:: OBJECTIVE ::
Quote the entries in full, character for character, without their images.
====================
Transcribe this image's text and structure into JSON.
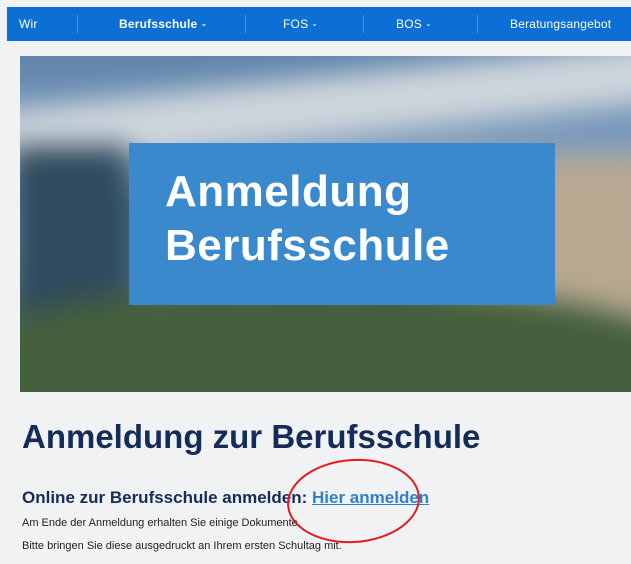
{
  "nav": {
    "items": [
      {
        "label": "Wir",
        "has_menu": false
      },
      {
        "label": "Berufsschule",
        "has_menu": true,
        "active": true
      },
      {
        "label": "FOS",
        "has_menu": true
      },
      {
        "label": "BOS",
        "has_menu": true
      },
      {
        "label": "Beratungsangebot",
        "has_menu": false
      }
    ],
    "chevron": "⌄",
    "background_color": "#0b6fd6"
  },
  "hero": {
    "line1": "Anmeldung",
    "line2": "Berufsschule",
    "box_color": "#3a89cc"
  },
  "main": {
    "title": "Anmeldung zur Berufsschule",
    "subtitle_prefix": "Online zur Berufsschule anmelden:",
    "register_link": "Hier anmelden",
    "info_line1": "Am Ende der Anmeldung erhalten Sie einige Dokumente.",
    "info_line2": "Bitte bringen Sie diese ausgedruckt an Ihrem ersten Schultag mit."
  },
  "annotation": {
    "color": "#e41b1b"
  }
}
====================
:: RESULT OF THE EXERCISE ::
Transcribe this image's text and structure into JSON.
{
  "nav": {
    "items": [
      {
        "label": "Wir",
        "has_menu": false
      },
      {
        "label": "Berufsschule",
        "has_menu": true,
        "active": true
      },
      {
        "label": "FOS",
        "has_menu": true
      },
      {
        "label": "BOS",
        "has_menu": true
      },
      {
        "label": "Beratungsangebot",
        "has_menu": false
      }
    ],
    "chevron": "⌄",
    "background_color": "#0b6fd6"
  },
  "hero": {
    "line1": "Anmeldung",
    "line2": "Berufsschule",
    "box_color": "#3a89cc"
  },
  "main": {
    "title": "Anmeldung zur Berufsschule",
    "subtitle_prefix": "Online zur Berufsschule anmelden:",
    "register_link": "Hier anmelden",
    "info_line1": "Am Ende der Anmeldung erhalten Sie einige Dokumente.",
    "info_line2": "Bitte bringen Sie diese ausgedruckt an Ihrem ersten Schultag mit."
  },
  "annotation": {
    "color": "#e41b1b"
  }
}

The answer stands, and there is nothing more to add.